◆ **Directions**: According to the text on the ages of the Declaration of Independence signers, how old were Thomas Lynch, Jr., and Edward Rutledge?
═════ Page
Do you think you’re too young or too old to embark on a new adventure? If the Lord calls you to a task, would you let age stop you? What if the call involves danger . . . or a revolution?
Let’s pull back the tapestry of time and examine the faces of those untested men who signed the Declaration of Independence on July 4, 1776. Hazard a guess as to their ages?
According to most articles, the Declaration signers’ average age was 44!
David McCullough, famous author who wrote John Adams’ biography, observed that decades had passed by the time the Founding Fathers sat for portraits. In fact, since Mr. McCullough couldn’t locate a list denoting the ages of these men, he compiled one himself.
Can you guess the age of the youngest signer of the Declaration of Independence?
Prepare to be surprised!
Thomas Lynch, Jr., and Edward Rutledge were 26 years old.
Lynch studied in England and returned to the colonies as a lawyer. Though one of the youngest to sign the Declaration, he was also the youngest to die (age 30).
══════════
═════ Data extract
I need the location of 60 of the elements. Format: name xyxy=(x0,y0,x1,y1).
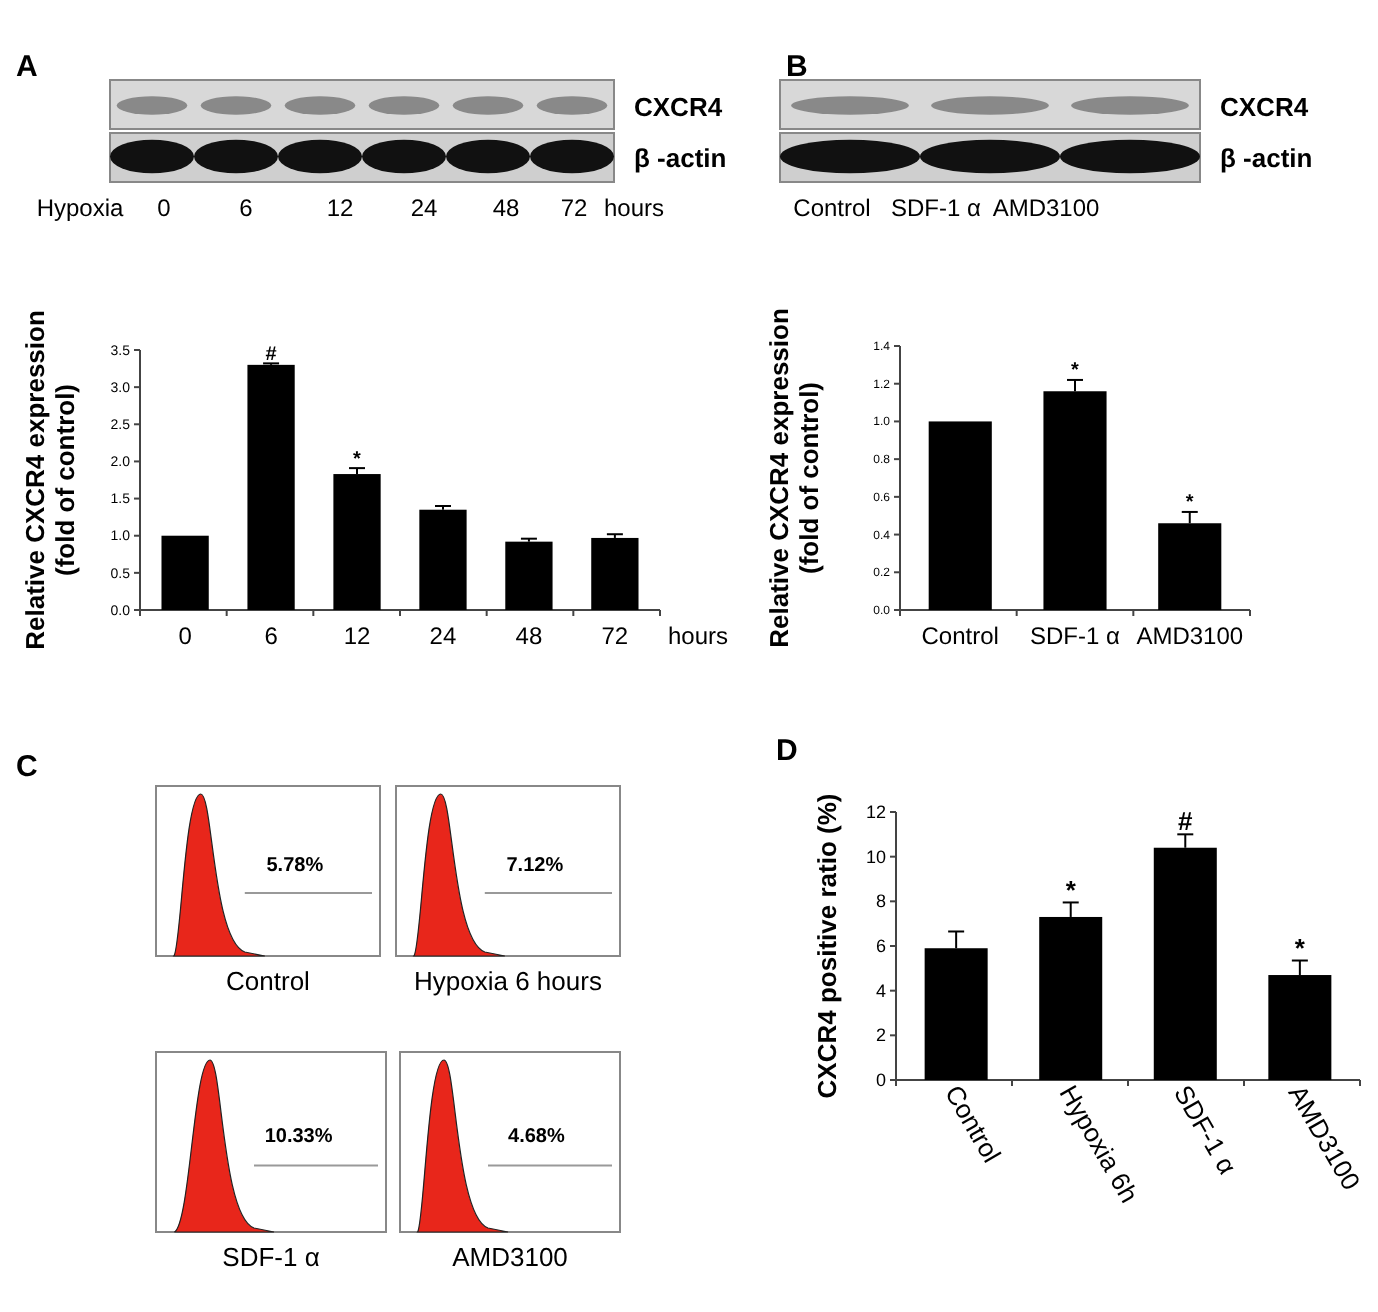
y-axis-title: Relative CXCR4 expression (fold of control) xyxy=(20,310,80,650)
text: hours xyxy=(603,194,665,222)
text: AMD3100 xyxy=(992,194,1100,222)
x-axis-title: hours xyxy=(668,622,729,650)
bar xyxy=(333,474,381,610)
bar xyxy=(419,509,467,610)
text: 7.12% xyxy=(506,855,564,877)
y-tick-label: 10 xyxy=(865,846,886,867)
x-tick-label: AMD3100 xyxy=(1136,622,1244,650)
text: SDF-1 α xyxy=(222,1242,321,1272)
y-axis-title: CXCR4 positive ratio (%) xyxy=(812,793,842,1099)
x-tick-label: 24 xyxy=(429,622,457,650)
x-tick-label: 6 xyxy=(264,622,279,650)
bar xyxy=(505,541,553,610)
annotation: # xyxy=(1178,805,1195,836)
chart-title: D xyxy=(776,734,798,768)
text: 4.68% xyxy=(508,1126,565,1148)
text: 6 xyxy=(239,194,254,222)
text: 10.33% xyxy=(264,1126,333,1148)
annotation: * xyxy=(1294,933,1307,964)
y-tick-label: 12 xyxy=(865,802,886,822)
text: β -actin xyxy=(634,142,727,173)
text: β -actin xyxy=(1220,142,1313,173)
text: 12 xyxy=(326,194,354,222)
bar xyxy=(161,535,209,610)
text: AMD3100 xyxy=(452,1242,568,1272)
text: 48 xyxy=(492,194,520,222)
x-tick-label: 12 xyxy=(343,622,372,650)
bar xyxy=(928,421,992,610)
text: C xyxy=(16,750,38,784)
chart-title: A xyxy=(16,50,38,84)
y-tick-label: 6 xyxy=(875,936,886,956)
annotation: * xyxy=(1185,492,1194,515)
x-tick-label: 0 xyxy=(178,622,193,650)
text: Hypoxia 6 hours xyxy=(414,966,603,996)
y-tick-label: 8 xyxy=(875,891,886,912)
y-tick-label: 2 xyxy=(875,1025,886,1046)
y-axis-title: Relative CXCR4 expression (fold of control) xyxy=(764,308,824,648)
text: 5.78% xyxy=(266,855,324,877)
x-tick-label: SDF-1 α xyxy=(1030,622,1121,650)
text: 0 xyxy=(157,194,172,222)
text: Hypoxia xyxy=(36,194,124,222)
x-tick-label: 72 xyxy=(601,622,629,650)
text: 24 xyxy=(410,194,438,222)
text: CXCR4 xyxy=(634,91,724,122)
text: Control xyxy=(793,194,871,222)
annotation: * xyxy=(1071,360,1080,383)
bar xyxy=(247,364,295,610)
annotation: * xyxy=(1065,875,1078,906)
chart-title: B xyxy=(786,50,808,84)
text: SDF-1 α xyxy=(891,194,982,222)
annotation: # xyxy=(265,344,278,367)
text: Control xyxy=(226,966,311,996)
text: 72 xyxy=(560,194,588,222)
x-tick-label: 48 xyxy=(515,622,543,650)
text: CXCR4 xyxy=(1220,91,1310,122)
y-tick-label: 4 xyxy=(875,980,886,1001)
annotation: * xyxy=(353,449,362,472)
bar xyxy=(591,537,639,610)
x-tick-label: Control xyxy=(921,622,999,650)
══════════
◆ **Solved problem**: They were 26 years old.